◆ What is asked: Set down every entry again word for word, please, but skip the pictures.

◆ Input for this task:

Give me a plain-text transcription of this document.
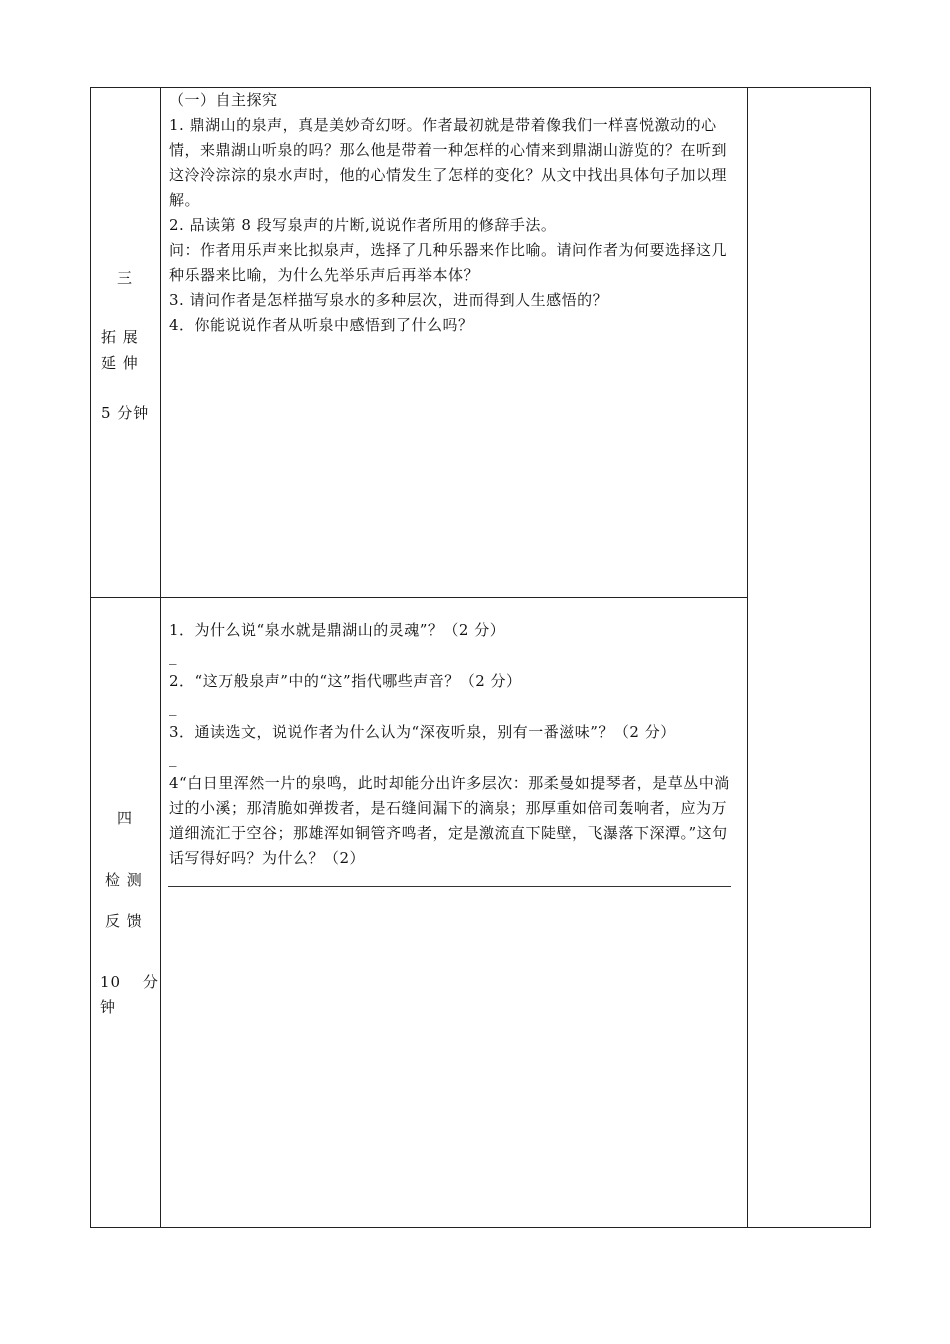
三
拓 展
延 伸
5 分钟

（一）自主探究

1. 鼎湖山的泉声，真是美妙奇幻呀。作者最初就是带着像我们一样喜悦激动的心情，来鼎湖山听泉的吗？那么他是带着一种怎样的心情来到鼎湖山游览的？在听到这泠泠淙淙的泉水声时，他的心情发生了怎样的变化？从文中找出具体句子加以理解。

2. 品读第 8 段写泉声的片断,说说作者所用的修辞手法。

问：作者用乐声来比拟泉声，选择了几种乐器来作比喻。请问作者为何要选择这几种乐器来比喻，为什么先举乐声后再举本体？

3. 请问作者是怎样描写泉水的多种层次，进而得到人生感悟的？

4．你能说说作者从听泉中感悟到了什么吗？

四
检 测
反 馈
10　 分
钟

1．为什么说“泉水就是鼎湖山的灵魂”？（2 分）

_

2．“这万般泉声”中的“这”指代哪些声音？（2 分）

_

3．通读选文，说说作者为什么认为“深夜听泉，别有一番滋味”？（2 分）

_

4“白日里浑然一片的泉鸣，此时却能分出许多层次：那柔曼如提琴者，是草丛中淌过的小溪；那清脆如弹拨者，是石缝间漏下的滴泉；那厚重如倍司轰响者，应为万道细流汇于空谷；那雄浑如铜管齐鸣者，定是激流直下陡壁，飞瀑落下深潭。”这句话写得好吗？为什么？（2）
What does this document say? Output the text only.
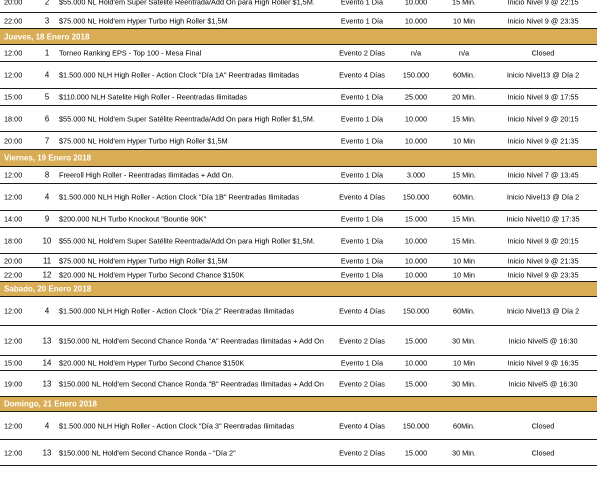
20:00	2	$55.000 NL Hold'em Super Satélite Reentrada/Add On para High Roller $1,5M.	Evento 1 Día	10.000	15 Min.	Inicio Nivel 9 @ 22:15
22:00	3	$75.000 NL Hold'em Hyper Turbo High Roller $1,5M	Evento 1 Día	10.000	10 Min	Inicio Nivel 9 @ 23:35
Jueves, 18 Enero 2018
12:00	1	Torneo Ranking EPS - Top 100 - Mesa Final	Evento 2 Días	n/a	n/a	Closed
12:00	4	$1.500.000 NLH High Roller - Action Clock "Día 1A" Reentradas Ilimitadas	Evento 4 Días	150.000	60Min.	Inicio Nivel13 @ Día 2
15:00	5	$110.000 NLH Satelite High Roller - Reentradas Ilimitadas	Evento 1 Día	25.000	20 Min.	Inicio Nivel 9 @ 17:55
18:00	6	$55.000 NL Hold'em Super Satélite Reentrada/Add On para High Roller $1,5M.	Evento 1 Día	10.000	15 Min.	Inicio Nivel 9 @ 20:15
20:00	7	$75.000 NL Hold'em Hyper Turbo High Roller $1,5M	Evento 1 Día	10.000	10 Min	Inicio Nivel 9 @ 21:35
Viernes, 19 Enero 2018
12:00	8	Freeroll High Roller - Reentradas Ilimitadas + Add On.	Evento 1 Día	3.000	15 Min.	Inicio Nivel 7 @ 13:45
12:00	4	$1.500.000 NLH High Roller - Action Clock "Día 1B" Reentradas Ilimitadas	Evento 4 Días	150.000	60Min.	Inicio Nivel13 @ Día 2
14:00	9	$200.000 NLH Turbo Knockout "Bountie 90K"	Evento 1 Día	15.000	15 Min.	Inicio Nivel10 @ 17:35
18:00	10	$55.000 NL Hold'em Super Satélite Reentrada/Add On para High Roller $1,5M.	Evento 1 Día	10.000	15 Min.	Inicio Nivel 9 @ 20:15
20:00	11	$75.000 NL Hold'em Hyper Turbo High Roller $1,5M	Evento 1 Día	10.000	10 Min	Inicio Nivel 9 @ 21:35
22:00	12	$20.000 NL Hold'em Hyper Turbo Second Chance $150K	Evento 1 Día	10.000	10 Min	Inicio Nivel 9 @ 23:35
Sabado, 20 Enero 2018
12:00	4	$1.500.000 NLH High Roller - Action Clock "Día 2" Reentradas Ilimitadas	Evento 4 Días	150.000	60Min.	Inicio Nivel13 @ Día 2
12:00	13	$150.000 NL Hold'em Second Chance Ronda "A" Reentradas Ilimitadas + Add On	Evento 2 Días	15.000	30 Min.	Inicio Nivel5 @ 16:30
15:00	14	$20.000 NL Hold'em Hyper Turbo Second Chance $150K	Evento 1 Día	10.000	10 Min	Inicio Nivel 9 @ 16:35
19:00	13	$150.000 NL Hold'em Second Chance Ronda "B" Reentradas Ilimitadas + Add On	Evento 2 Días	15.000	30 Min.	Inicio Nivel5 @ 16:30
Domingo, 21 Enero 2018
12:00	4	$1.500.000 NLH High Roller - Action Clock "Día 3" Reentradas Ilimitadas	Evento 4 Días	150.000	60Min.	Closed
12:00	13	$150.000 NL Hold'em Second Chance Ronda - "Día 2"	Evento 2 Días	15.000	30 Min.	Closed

◆ The reply:
Give me a plain-text transcription of this document.
三
拓 展
延 伸
5 分钟

（一）自主探究

1. 鼎湖山的泉声，真是美妙奇幻呀。作者最初就是带着像我们一样喜悦激动的心情，来鼎湖山听泉的吗？那么他是带着一种怎样的心情来到鼎湖山游览的？在听到这泠泠淙淙的泉水声时，他的心情发生了怎样的变化？从文中找出具体句子加以理解。

2. 品读第 8 段写泉声的片断,说说作者所用的修辞手法。

问：作者用乐声来比拟泉声，选择了几种乐器来作比喻。请问作者为何要选择这几种乐器来比喻，为什么先举乐声后再举本体？

3. 请问作者是怎样描写泉水的多种层次，进而得到人生感悟的？

4．你能说说作者从听泉中感悟到了什么吗？

四
检 测
反 馈
10　 分
钟

1．为什么说“泉水就是鼎湖山的灵魂”？（2 分）

_

2．“这万般泉声”中的“这”指代哪些声音？（2 分）

_

3．通读选文，说说作者为什么认为“深夜听泉，别有一番滋味”？（2 分）

_

4“白日里浑然一片的泉鸣，此时却能分出许多层次：那柔曼如提琴者，是草丛中淌过的小溪；那清脆如弹拨者，是石缝间漏下的滴泉；那厚重如倍司轰响者，应为万道细流汇于空谷；那雄浑如铜管齐鸣者，定是激流直下陡壁，飞瀑落下深潭。”这句话写得好吗？为什么？（2）
What does this document say? Output the text only.
20:00	2	$55.000 NL Hold'em Super Satélite Reentrada/Add On para High Roller $1,5M.	Evento 1 Día	10.000	15 Min.	Inicio Nivel 9 @ 22:15
22:00	3	$75.000 NL Hold'em Hyper Turbo High Roller $1,5M	Evento 1 Día	10.000	10 Min	Inicio Nivel 9 @ 23:35
Jueves, 18 Enero 2018
12:00	1	Torneo Ranking EPS - Top 100 - Mesa Final	Evento 2 Días	n/a	n/a	Closed
12:00	4	$1.500.000 NLH High Roller - Action Clock "Día 1A" Reentradas Ilimitadas	Evento 4 Días	150.000	60Min.	Inicio Nivel13 @ Día 2
15:00	5	$110.000 NLH Satelite High Roller - Reentradas Ilimitadas	Evento 1 Día	25.000	20 Min.	Inicio Nivel 9 @ 17:55
18:00	6	$55.000 NL Hold'em Super Satélite Reentrada/Add On para High Roller $1,5M.	Evento 1 Día	10.000	15 Min.	Inicio Nivel 9 @ 20:15
20:00	7	$75.000 NL Hold'em Hyper Turbo High Roller $1,5M	Evento 1 Día	10.000	10 Min	Inicio Nivel 9 @ 21:35
Viernes, 19 Enero 2018
12:00	8	Freeroll High Roller - Reentradas Ilimitadas + Add On.	Evento 1 Día	3.000	15 Min.	Inicio Nivel 7 @ 13:45
12:00	4	$1.500.000 NLH High Roller - Action Clock "Día 1B" Reentradas Ilimitadas	Evento 4 Días	150.000	60Min.	Inicio Nivel13 @ Día 2
14:00	9	$200.000 NLH Turbo Knockout "Bountie 90K"	Evento 1 Día	15.000	15 Min.	Inicio Nivel10 @ 17:35
18:00	10	$55.000 NL Hold'em Super Satélite Reentrada/Add On para High Roller $1,5M.	Evento 1 Día	10.000	15 Min.	Inicio Nivel 9 @ 20:15
20:00	11	$75.000 NL Hold'em Hyper Turbo High Roller $1,5M	Evento 1 Día	10.000	10 Min	Inicio Nivel 9 @ 21:35
22:00	12	$20.000 NL Hold'em Hyper Turbo Second Chance $150K	Evento 1 Día	10.000	10 Min	Inicio Nivel 9 @ 23:35
Sabado, 20 Enero 2018
12:00	4	$1.500.000 NLH High Roller - Action Clock "Día 2" Reentradas Ilimitadas	Evento 4 Días	150.000	60Min.	Inicio Nivel13 @ Día 2
12:00	13	$150.000 NL Hold'em Second Chance Ronda "A" Reentradas Ilimitadas + Add On	Evento 2 Días	15.000	30 Min.	Inicio Nivel5 @ 16:30
15:00	14	$20.000 NL Hold'em Hyper Turbo Second Chance $150K	Evento 1 Día	10.000	10 Min	Inicio Nivel 9 @ 16:35
19:00	13	$150.000 NL Hold'em Second Chance Ronda "B" Reentradas Ilimitadas + Add On	Evento 2 Días	15.000	30 Min.	Inicio Nivel5 @ 16:30
Domingo, 21 Enero 2018
12:00	4	$1.500.000 NLH High Roller - Action Clock "Día 3" Reentradas Ilimitadas	Evento 4 Días	150.000	60Min.	Closed
12:00	13	$150.000 NL Hold'em Second Chance Ronda - "Día 2"	Evento 2 Días	15.000	30 Min.	Closed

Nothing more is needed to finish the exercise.